▸ **Data provided**:
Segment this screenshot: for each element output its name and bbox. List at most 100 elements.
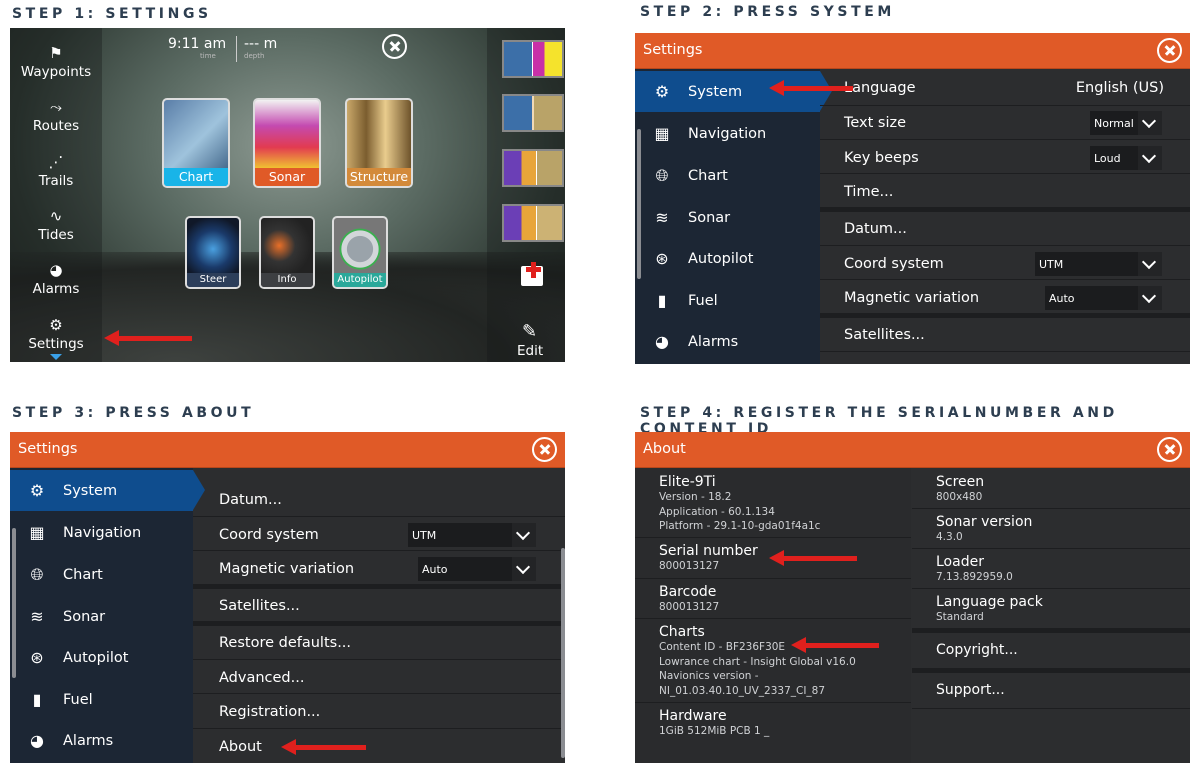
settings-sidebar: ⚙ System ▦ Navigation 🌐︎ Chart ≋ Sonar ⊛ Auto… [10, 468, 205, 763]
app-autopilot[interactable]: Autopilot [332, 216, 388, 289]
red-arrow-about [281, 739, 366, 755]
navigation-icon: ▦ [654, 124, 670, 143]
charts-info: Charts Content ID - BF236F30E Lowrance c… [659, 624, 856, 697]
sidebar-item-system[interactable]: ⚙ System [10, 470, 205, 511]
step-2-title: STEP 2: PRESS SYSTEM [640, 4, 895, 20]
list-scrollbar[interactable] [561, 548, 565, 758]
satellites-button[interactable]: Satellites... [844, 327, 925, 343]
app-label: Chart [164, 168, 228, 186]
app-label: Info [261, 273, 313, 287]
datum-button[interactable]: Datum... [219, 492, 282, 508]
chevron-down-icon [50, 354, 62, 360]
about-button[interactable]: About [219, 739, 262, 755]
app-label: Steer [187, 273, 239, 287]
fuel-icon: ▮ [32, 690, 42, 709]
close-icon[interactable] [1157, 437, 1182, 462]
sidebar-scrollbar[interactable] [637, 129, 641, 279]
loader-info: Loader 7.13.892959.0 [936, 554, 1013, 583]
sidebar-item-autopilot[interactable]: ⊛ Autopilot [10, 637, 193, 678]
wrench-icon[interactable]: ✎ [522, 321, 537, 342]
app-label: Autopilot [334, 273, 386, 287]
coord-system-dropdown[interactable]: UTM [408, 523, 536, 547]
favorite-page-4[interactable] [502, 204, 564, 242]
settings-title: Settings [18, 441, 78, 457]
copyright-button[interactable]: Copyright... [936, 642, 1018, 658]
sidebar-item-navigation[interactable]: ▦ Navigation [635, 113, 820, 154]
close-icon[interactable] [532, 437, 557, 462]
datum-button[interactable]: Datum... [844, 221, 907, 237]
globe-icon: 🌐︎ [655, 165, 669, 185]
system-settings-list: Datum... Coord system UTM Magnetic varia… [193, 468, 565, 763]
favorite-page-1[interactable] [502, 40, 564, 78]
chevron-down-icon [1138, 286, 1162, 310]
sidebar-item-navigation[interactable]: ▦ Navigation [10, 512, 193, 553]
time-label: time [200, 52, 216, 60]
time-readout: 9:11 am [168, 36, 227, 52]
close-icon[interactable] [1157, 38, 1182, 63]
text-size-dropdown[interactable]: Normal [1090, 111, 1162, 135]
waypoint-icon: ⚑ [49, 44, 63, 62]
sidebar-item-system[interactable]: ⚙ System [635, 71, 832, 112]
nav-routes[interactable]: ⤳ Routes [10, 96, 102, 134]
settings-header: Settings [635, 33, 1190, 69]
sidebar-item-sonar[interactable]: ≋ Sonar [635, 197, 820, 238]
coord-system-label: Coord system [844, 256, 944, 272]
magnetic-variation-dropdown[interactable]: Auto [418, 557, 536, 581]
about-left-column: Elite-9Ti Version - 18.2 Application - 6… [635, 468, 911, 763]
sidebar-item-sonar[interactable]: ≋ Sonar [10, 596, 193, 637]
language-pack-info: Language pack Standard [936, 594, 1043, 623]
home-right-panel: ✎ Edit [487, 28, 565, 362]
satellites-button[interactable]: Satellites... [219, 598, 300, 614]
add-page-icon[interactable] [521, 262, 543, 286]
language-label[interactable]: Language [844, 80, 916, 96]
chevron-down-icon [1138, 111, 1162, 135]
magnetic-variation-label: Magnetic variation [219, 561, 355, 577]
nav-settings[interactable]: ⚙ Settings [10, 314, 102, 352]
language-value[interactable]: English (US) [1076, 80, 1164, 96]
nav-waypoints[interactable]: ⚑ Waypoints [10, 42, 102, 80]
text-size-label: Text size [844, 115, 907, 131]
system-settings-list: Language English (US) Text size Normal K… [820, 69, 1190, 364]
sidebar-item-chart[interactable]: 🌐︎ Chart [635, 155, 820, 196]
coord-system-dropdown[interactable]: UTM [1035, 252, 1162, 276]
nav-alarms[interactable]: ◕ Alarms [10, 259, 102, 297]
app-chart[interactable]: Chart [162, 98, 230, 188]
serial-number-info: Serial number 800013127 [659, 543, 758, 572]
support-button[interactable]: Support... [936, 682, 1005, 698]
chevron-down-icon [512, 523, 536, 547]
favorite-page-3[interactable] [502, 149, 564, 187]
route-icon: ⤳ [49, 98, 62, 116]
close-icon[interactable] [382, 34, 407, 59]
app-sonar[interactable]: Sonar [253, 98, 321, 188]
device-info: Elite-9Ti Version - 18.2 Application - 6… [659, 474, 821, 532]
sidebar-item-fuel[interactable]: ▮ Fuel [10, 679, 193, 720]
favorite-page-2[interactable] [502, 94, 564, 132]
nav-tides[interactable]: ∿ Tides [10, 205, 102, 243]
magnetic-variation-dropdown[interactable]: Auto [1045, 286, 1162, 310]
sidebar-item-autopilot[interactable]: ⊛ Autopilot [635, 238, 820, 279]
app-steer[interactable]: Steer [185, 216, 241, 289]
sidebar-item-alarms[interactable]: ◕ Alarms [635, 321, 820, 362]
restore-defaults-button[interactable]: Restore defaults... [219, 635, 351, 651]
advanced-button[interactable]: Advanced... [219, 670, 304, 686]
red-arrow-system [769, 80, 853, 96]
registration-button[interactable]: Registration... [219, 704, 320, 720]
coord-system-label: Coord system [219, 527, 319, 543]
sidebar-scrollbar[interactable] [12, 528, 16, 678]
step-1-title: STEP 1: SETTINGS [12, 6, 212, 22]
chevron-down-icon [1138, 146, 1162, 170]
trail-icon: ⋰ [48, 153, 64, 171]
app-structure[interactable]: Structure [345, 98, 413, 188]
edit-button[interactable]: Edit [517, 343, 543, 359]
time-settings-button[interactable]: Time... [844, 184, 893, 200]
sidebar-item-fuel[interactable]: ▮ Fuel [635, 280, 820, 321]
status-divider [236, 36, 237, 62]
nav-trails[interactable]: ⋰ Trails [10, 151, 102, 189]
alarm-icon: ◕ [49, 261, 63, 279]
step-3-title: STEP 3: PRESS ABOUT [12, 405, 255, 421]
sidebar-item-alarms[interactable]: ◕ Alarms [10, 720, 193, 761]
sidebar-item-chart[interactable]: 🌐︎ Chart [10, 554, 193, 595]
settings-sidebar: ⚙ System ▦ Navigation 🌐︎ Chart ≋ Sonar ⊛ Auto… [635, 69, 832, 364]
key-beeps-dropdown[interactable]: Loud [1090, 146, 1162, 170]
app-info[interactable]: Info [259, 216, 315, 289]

▸ **Aim of the task**: Report every line in the entries above that contains the string "favorite", matching case exactly.

▸ **Output for this exercise**:
favorite-page-4[interactable] [502, 204, 564, 242]
favorite-page-1[interactable] [502, 40, 564, 78]
favorite-page-3[interactable] [502, 149, 564, 187]
favorite-page-2[interactable] [502, 94, 564, 132]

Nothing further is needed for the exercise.